OBJECTIVE -
Turn every line of the records below into a Markdown table with two columns, Row and Line: number each line in Row and put the line itself in Line, skipping blank lines. Leave the pictures out of the table.

** START MATERIAL FOR THIS EXERCISE **

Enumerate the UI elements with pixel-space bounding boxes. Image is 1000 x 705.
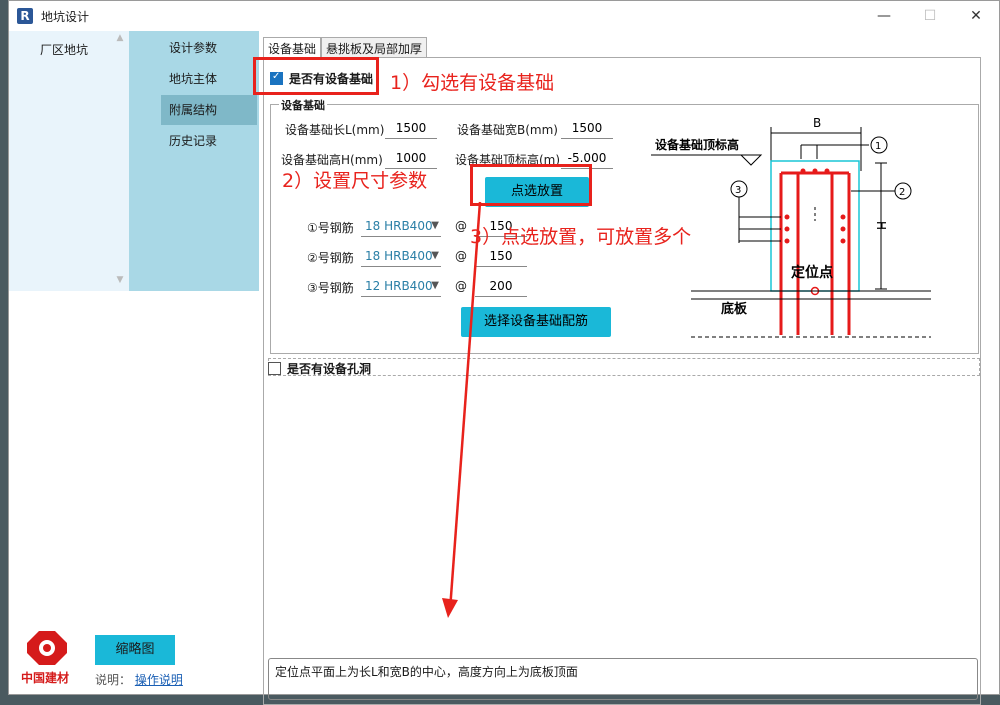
diagram-mark-2: 2 — [899, 187, 905, 198]
annotation-step3: 3）点选放置，可放置多个 — [470, 226, 692, 248]
scroll-up-icon[interactable]: ▲ — [113, 33, 127, 47]
rebar3-combo[interactable]: 12 HRB400 ▼ — [361, 275, 441, 297]
diagram-dim-b: B — [813, 116, 821, 130]
close-button[interactable]: ✕ — [953, 1, 999, 31]
diagram-mark-1: 1 — [875, 141, 881, 152]
width-label: 设备基础宽B(mm) — [457, 123, 558, 137]
rebar1-type: 18 HRB400 — [365, 219, 433, 233]
highlight-checkbox — [253, 57, 379, 95]
group-title: 设备基础 — [279, 97, 327, 113]
nav-item-pit-body[interactable]: 地坑主体 — [161, 64, 257, 94]
main-area: 设备基础 悬挑板及局部加厚 是否有设备基础 设备基础 设备基础长L(mm) 设备… — [259, 31, 999, 705]
primary-nav: 厂区地坑 ▲ ▼ — [9, 31, 129, 291]
rebar1-combo[interactable]: 18 HRB400 ▼ — [361, 215, 441, 237]
annotation-step2: 2）设置尺寸参数 — [282, 170, 428, 192]
length-input[interactable] — [385, 117, 437, 139]
note-box: 定位点平面上为长L和宽B的中心，高度方向上为底板顶面 — [268, 658, 978, 700]
scroll-down-icon[interactable]: ▼ — [113, 275, 127, 289]
rebar3-type: 12 HRB400 — [365, 279, 433, 293]
foundation-diagram: B 设备基础顶标高 1 2 3 H 定位点 底板 — [651, 116, 931, 338]
title-bar: R 地坑设计 — ☐ ✕ — [9, 1, 999, 31]
nav-item-plant-pit[interactable]: 厂区地坑 — [9, 41, 119, 58]
length-label: 设备基础长L(mm) — [285, 123, 385, 137]
hole-row-frame — [268, 358, 980, 376]
tab-cantilever[interactable]: 悬挑板及局部加厚 — [321, 37, 428, 57]
rebar1-label: ①号钢筋 — [307, 221, 354, 235]
chevron-down-icon: ▼ — [431, 250, 439, 261]
operation-guide-link[interactable]: 操作说明 — [135, 673, 183, 687]
logo-text: 中国建材 — [21, 671, 70, 685]
window-title: 地坑设计 — [41, 9, 90, 24]
maximize-button[interactable]: ☐ — [907, 1, 953, 31]
nav-item-history[interactable]: 历史记录 — [161, 126, 257, 156]
annotation-step1: 1）勾选有设备基础 — [390, 72, 555, 94]
cnbm-logo-icon — [27, 631, 67, 665]
nav-item-accessory[interactable]: 附属结构 — [161, 95, 257, 125]
diagram-locate: 定位点 — [791, 264, 833, 281]
width-input[interactable] — [561, 117, 613, 139]
diagram-mark-3: 3 — [735, 185, 741, 196]
rebar2-combo[interactable]: 18 HRB400 ▼ — [361, 245, 441, 267]
diagram-top-label: 设备基础顶标高 — [655, 137, 739, 152]
app-window: R 地坑设计 — ☐ ✕ 厂区地坑 ▲ ▼ 设计参数 地坑主体 附属结构 历史记… — [8, 0, 1000, 705]
explain-row: 说明： 操作说明 — [95, 671, 183, 688]
annotation-arrow — [442, 201, 482, 618]
secondary-nav: 设计参数 地坑主体 附属结构 历史记录 — [129, 31, 259, 291]
hole-checkbox-row[interactable]: 是否有设备孔洞 — [268, 360, 371, 377]
rebar2-label: ②号钢筋 — [307, 251, 354, 265]
diagram-dim-h: H — [874, 221, 888, 230]
chevron-down-icon: ▼ — [431, 220, 439, 231]
nav-item-design-params[interactable]: 设计参数 — [161, 33, 257, 63]
diagram-base: 底板 — [721, 301, 748, 317]
thumbnail-button[interactable]: 缩略图 — [95, 635, 175, 665]
hole-checkbox-label: 是否有设备孔洞 — [287, 362, 372, 376]
minimize-button[interactable]: — — [861, 1, 907, 31]
explain-label: 说明： — [95, 673, 132, 687]
tab-equipment-foundation[interactable]: 设备基础 — [263, 37, 322, 57]
chevron-down-icon: ▼ — [431, 280, 439, 291]
hole-checkbox[interactable] — [268, 362, 281, 375]
rebar2-type: 18 HRB400 — [365, 249, 433, 263]
revit-app-icon: R — [17, 8, 33, 24]
tab-panel: 是否有设备基础 设备基础 设备基础长L(mm) 设备基础宽B(mm) 设备基础高… — [263, 57, 981, 705]
rebar3-label: ③号钢筋 — [307, 281, 354, 295]
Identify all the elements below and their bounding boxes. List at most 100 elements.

** END MATERIAL FOR THIS EXERCISE **

EXERCISE RESULT -
| Row | Line |
|---|---|
| 1 | Enumerate the UI elements with pixel-space bounding boxes. Image is 1000 x 705. |
| 2 | diagram-mark-2: 2 — [899, 187, 905, 198] |
| 3 | annotation-step3: 3）点选放置，可放置多个 — [470, 226, 692, 248] |
| 4 | scroll-up-icon[interactable]: ▲ — [113, 33, 127, 47] |
| 5 | rebar3-combo[interactable]: 12 HRB400 ▼ — [361, 275, 441, 297] |
| 6 | diagram-dim-b: B — [813, 116, 821, 130] |
| 7 | close-button[interactable]: ✕ — [953, 1, 999, 31] |
| 8 | diagram-mark-1: 1 — [875, 141, 881, 152] |
| 9 | width-label: 设备基础宽B(mm) — [457, 123, 558, 137] |
| 10 | rebar1-type: 18 HRB400 — [365, 219, 433, 233] |
| 11 | highlight-checkbox — [253, 57, 379, 95] |
| 12 | group-title: 设备基础 — [279, 97, 327, 113] |
| 13 | nav-item-pit-body[interactable]: 地坑主体 — [161, 64, 257, 94] |
| 14 | main-area: 设备基础 悬挑板及局部加厚 是否有设备基础 设备基础 设备基础长L(mm) 设备… — [259, 31, 999, 705] |
| 15 | primary-nav: 厂区地坑 ▲ ▼ — [9, 31, 129, 291] |
| 16 | rebar1-combo[interactable]: 18 HRB400 ▼ — [361, 215, 441, 237] |
| 17 | annotation-step2: 2）设置尺寸参数 — [282, 170, 428, 192] |
| 18 | length-input[interactable] — [385, 117, 437, 139] |
| 19 | note-box: 定位点平面上为长L和宽B的中心，高度方向上为底板顶面 — [268, 658, 978, 700] |
| 20 | scroll-down-icon[interactable]: ▼ — [113, 275, 127, 289] |
| 21 | rebar3-type: 12 HRB400 — [365, 279, 433, 293] |
| 22 | foundation-diagram: B 设备基础顶标高 1 2 3 H 定位点 底板 — [651, 116, 931, 338] |
| 23 | title-bar: R 地坑设计 — ☐ ✕ — [9, 1, 999, 31] |
| 24 | nav-item-plant-pit[interactable]: 厂区地坑 — [9, 41, 119, 58] |
| 25 | length-label: 设备基础长L(mm) — [285, 123, 385, 137] |
| 26 | hole-row-frame — [268, 358, 980, 376] |
| 27 | tab-cantilever[interactable]: 悬挑板及局部加厚 — [321, 37, 428, 57] |
| 28 | rebar1-label: ①号钢筋 — [307, 221, 354, 235] |
| 29 | chevron-down-icon: ▼ — [431, 250, 439, 261] |
| 30 | operation-guide-link[interactable]: 操作说明 — [135, 673, 183, 687] |
| 31 | logo-text: 中国建材 — [21, 671, 70, 685] |
| 32 | window-title: 地坑设计 — [41, 9, 90, 24] |
| 33 | maximize-button[interactable]: ☐ — [907, 1, 953, 31] |
| 34 | nav-item-history[interactable]: 历史记录 — [161, 126, 257, 156] |
| 35 | annotation-step1: 1）勾选有设备基础 — [390, 72, 555, 94] |
| 36 | cnbm-logo-icon — [27, 631, 67, 665] |
| 37 | nav-item-accessory[interactable]: 附属结构 — [161, 95, 257, 125] |
| 38 | diagram-locate: 定位点 — [791, 264, 833, 281] |
| 39 | width-input[interactable] — [561, 117, 613, 139] |
| 40 | diagram-mark-3: 3 — [735, 185, 741, 196] |
| 41 | rebar2-combo[interactable]: 18 HRB400 ▼ — [361, 245, 441, 267] |
| 42 | diagram-top-label: 设备基础顶标高 — [655, 137, 739, 152] |
| 43 | app-window: R 地坑设计 — ☐ ✕ 厂区地坑 ▲ ▼ 设计参数 地坑主体 附属结构 历史记… — [8, 0, 1000, 705] |
| 44 | explain-row: 说明： 操作说明 — [95, 671, 183, 688] |
| 45 | annotation-arrow — [442, 201, 482, 618] |
| 46 | secondary-nav: 设计参数 地坑主体 附属结构 历史记录 — [129, 31, 259, 291] |
| 47 | hole-checkbox-row[interactable]: 是否有设备孔洞 — [268, 360, 371, 377] |
| 48 | rebar2-label: ②号钢筋 — [307, 251, 354, 265] |
| 49 | diagram-dim-h: H — [874, 221, 888, 230] |
| 50 | chevron-down-icon: ▼ — [431, 220, 439, 231] |
| 51 | nav-item-design-params[interactable]: 设计参数 — [161, 33, 257, 63] |
| 52 | diagram-base: 底板 — [721, 301, 748, 317] |
| 53 | thumbnail-button[interactable]: 缩略图 — [95, 635, 175, 665] |
| 54 | hole-checkbox-label: 是否有设备孔洞 — [287, 362, 372, 376] |
| 55 | minimize-button[interactable]: — — [861, 1, 907, 31] |
| 56 | explain-label: 说明： — [95, 673, 132, 687] |
| 57 | tab-equipment-foundation[interactable]: 设备基础 — [263, 37, 322, 57] |
| 58 | chevron-down-icon: ▼ — [431, 280, 439, 291] |
| 59 | hole-checkbox[interactable] — [268, 362, 281, 375] |
| 60 | rebar2-type: 18 HRB400 — [365, 249, 433, 263] |
| 61 | revit-app-icon: R — [17, 8, 33, 24] |
| 62 | tab-panel: 是否有设备基础 设备基础 设备基础长L(mm) 设备基础宽B(mm) 设备基础高… — [263, 57, 981, 705] |
| 63 | rebar3-label: ③号钢筋 — [307, 281, 354, 295] |
| 64 | Identify all the elements below and their bounding boxes. List at most 100 elements. |